• [Instructions to follow]: Read the records below and copy each line that contains "this".

• [Stored entries]:
──────────────────────────────
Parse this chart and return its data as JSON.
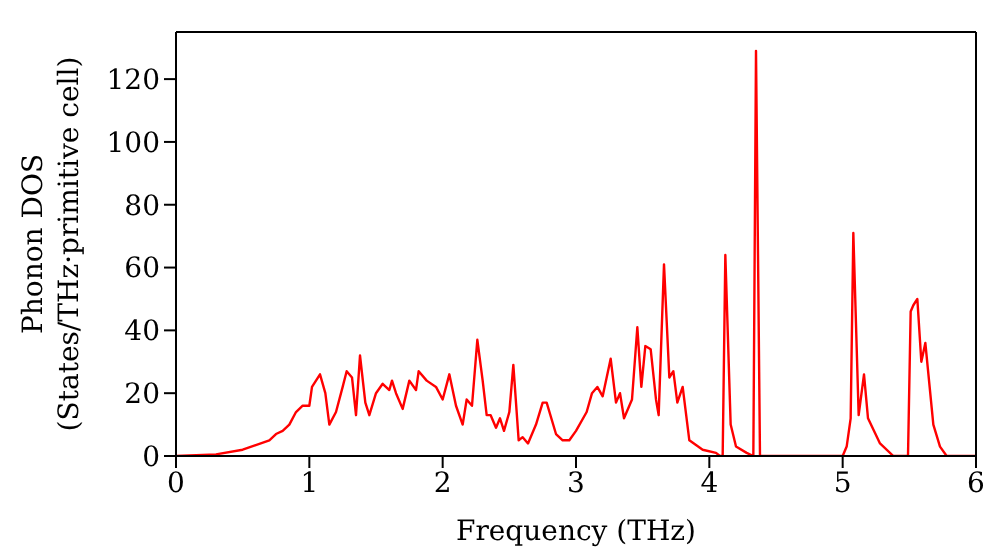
{
  "chart_data": {
    "type": "line",
    "xlabel": "Frequency (THz)",
    "ylabel": "Phonon DOS\n(States/THz·primitive cell)",
    "xlim": [
      0,
      6
    ],
    "xticks": [
      0,
      1,
      2,
      3,
      4,
      5,
      6
    ],
    "ylim": [
      0,
      135
    ],
    "yticks": [
      0,
      20,
      40,
      60,
      80,
      100,
      120
    ],
    "marker": "none",
    "line_style": "solid",
    "series": [
      {
        "color": "#ff0000",
        "x": [
          0,
          0.3,
          0.5,
          0.7,
          0.75,
          0.8,
          0.85,
          0.9,
          0.95,
          1.0,
          1.02,
          1.08,
          1.12,
          1.15,
          1.2,
          1.25,
          1.28,
          1.32,
          1.35,
          1.38,
          1.42,
          1.45,
          1.5,
          1.55,
          1.6,
          1.62,
          1.65,
          1.7,
          1.75,
          1.8,
          1.82,
          1.88,
          1.95,
          2.0,
          2.05,
          2.1,
          2.15,
          2.18,
          2.22,
          2.26,
          2.3,
          2.33,
          2.36,
          2.4,
          2.43,
          2.46,
          2.5,
          2.53,
          2.57,
          2.6,
          2.64,
          2.7,
          2.75,
          2.78,
          2.85,
          2.9,
          2.95,
          3.0,
          3.08,
          3.12,
          3.16,
          3.2,
          3.26,
          3.3,
          3.33,
          3.36,
          3.42,
          3.46,
          3.49,
          3.52,
          3.56,
          3.6,
          3.62,
          3.66,
          3.7,
          3.73,
          3.76,
          3.8,
          3.85,
          3.95,
          4.05,
          4.08,
          4.1,
          4.12,
          4.16,
          4.2,
          4.28,
          4.33,
          4.35,
          4.38,
          5.0,
          5.03,
          5.06,
          5.08,
          5.12,
          5.16,
          5.19,
          5.28,
          5.38,
          5.49,
          5.51,
          5.53,
          5.56,
          5.59,
          5.62,
          5.68,
          5.73,
          5.78,
          6.0
        ],
        "values": [
          0,
          0.5,
          2,
          5,
          7,
          8,
          10,
          14,
          16,
          16,
          22,
          26,
          20,
          10,
          14,
          22,
          27,
          25,
          13,
          32,
          17,
          13,
          20,
          23,
          21,
          24,
          20,
          15,
          24,
          21,
          27,
          24,
          22,
          18,
          26,
          16,
          10,
          18,
          16,
          37,
          24,
          13,
          13,
          9,
          12,
          8,
          14,
          29,
          5,
          6,
          4,
          10,
          17,
          17,
          7,
          5,
          5,
          8,
          14,
          20,
          22,
          19,
          31,
          17,
          20,
          12,
          18,
          41,
          22,
          35,
          34,
          18,
          13,
          61,
          25,
          27,
          17,
          22,
          5,
          2,
          1,
          0,
          0,
          64,
          10,
          3,
          1,
          0,
          129,
          0,
          0,
          3,
          12,
          71,
          13,
          26,
          12,
          4,
          0,
          0,
          46,
          48,
          50,
          30,
          36,
          10,
          3,
          0,
          0
        ]
      }
    ]
  }
}
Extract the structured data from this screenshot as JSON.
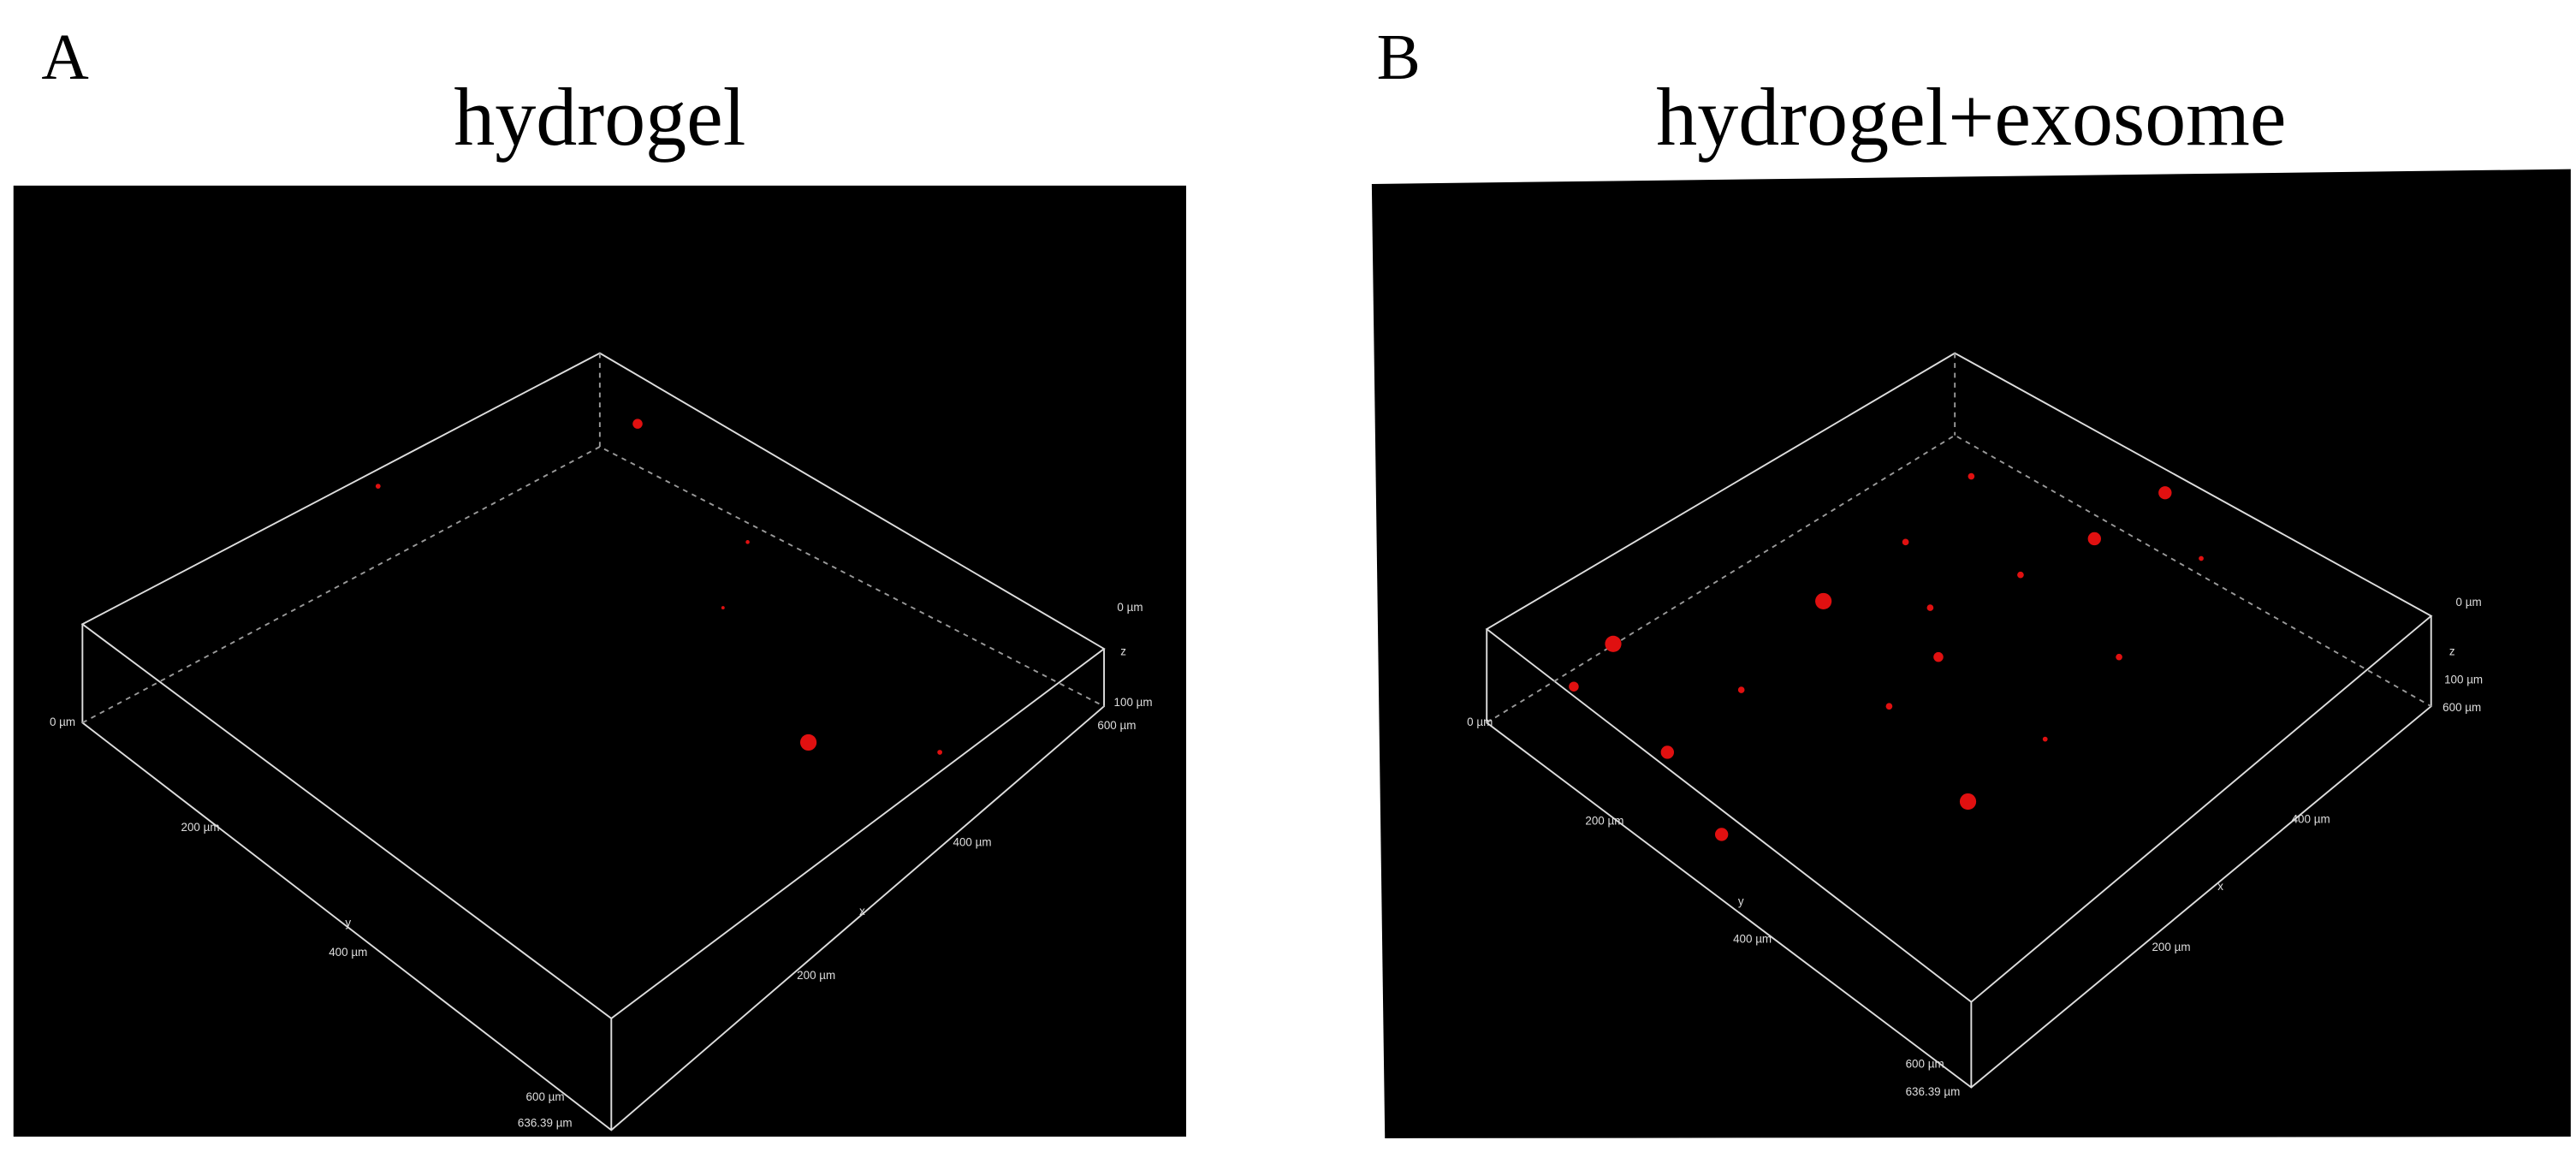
{
  "panels": [
    {
      "letter": "A",
      "title": "hydrogel",
      "axis_labels": [
        "0 µm",
        "z",
        "100 µm",
        "600 µm",
        "0 µm",
        "200 µm",
        "y",
        "400 µm",
        "600 µm",
        "636.39 µm",
        "400 µm",
        "x",
        "200 µm"
      ]
    },
    {
      "letter": "B",
      "title": "hydrogel+exosome",
      "axis_labels": [
        "0 µm",
        "z",
        "100 µm",
        "600 µm",
        "0 µm",
        "200 µm",
        "y",
        "400 µm",
        "600 µm",
        "636.39 µm",
        "400 µm",
        "x",
        "200 µm"
      ]
    }
  ]
}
──────────────────────────────
• [Correct output]:
Parse this chart and return its data as JSON.
Extract the structured data from this screenshot as JSON.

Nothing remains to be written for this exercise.